-- START --

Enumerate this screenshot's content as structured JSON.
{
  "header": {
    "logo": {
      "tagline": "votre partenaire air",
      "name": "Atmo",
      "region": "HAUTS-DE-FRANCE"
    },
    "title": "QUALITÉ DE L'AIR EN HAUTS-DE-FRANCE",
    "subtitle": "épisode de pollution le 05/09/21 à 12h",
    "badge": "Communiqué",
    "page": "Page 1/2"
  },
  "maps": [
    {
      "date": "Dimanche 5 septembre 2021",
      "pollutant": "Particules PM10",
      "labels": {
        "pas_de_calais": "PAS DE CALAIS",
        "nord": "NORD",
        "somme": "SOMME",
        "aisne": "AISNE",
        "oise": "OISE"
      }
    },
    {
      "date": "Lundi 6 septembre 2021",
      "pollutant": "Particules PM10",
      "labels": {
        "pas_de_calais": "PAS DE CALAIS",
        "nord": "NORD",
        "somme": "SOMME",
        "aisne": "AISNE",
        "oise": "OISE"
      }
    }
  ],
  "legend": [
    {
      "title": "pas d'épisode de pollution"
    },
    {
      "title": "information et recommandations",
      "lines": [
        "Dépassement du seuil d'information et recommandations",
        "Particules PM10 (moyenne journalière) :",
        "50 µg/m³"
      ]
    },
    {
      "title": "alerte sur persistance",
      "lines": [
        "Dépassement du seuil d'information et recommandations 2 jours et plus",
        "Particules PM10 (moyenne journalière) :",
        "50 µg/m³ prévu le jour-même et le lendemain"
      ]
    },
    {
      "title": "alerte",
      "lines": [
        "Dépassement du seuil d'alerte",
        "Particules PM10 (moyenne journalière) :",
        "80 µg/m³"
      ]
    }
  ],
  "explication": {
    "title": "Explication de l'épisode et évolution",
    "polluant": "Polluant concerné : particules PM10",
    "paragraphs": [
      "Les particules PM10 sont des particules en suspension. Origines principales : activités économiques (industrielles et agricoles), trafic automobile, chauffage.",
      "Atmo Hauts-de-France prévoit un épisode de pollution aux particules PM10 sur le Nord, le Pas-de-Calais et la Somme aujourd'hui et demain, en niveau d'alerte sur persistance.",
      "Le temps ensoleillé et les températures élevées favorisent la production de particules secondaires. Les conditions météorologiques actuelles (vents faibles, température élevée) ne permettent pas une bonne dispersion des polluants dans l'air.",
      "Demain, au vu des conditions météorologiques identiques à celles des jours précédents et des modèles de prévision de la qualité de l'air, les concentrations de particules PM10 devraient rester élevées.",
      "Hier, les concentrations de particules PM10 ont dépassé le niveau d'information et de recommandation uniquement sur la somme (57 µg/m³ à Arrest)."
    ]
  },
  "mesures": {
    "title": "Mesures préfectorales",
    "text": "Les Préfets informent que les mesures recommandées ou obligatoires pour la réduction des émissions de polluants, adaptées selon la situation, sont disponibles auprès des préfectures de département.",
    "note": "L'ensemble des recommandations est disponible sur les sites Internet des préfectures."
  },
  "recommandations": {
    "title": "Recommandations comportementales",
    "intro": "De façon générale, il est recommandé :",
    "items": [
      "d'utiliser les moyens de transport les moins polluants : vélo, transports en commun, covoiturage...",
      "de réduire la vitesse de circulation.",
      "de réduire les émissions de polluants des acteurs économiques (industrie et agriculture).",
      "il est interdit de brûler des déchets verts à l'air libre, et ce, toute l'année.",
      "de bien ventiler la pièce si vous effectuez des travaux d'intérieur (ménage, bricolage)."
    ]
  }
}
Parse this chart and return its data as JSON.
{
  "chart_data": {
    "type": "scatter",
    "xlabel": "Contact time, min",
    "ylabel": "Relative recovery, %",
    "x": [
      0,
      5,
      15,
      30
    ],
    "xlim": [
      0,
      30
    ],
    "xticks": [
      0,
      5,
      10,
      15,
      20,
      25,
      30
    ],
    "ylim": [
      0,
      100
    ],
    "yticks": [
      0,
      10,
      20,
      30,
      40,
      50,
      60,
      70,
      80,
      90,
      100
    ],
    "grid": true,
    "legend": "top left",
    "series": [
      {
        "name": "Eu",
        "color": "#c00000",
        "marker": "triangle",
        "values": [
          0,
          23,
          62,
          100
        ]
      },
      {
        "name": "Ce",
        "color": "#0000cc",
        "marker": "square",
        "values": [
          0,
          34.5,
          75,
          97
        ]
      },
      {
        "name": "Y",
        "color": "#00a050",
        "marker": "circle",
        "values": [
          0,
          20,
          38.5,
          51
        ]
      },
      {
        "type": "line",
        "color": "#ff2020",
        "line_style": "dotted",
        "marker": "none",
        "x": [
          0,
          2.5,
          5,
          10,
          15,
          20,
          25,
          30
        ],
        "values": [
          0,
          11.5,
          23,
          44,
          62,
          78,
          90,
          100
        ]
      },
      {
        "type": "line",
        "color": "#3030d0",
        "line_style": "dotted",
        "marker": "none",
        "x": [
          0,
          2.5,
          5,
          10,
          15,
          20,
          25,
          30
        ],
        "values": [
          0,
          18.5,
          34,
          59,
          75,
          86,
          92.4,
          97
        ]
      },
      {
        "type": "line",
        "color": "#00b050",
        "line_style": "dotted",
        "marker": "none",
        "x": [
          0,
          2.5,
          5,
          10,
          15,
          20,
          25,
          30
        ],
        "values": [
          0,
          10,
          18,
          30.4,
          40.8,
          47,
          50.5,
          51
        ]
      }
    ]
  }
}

-- END --

### [Exercise directions]
Where a line holds "information", copy that line.

### [Written solution]
      "title": "information et recommandations",
        "Dépassement du seuil d'information et recommandations",
        "Dépassement du seuil d'information et recommandations 2 jours et plus",
      "Hier, les concentrations de particules PM10 ont dépassé le niveau d'information et de recommandation uniquement sur la somme (57 µg/m³ à Arrest)."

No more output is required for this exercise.